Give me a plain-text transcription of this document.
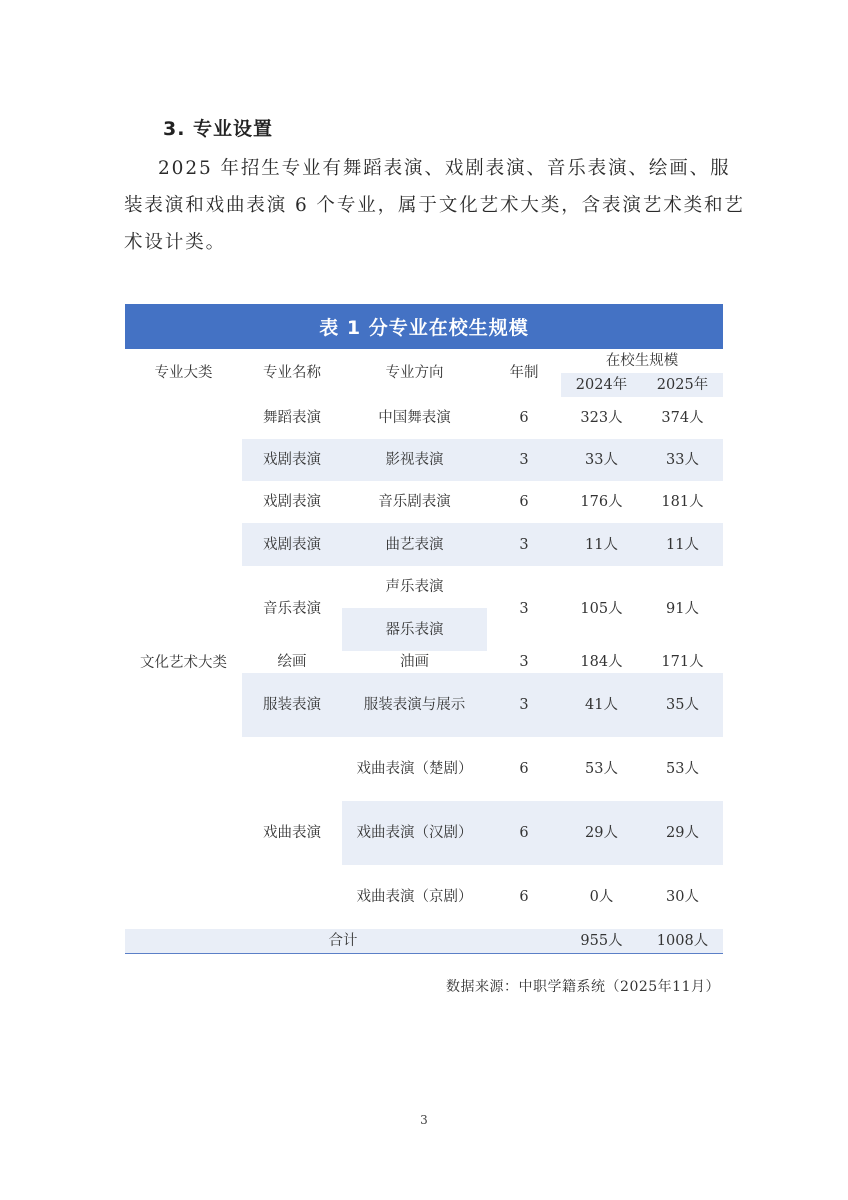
3. 专业设置
2025 年招生专业有舞蹈表演、戏剧表演、音乐表演、绘画、服
装表演和戏曲表演 6 个专业，属于文化艺术大类，含表演艺术类和艺
术设计类。
表 1 分专业在校生规模
专业大类	专业名称	专业方向	年制	在校生规模	
				2024年	2025年
文化艺术大类	舞蹈表演	中国舞表演	6	323人	374人
	戏剧表演	影视表演	3	33人	33人
	戏剧表演	音乐剧表演	6	176人	181人
	戏剧表演	曲艺表演	3	11人	11人
	音乐表演	声乐表演	3	105人	91人
		器乐表演			
	绘画	油画	3	184人	171人
	服装表演	服装表演与展示	3	41人	35人
	戏曲表演	戏曲表演（楚剧）	6	53人	53人
		戏曲表演（汉剧）	6	29人	29人
		戏曲表演（京剧）	6	0人	30人
合计				955人	1008人
数据来源：中职学籍系统（2025年11月）
3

▶ Problem details: Find the string "音乐表演" in the records, then copy each line where it occurs.

▶ Answer to this task:
2025 年招生专业有舞蹈表演、戏剧表演、音乐表演、绘画、服
	音乐表演	声乐表演	3	105人	91人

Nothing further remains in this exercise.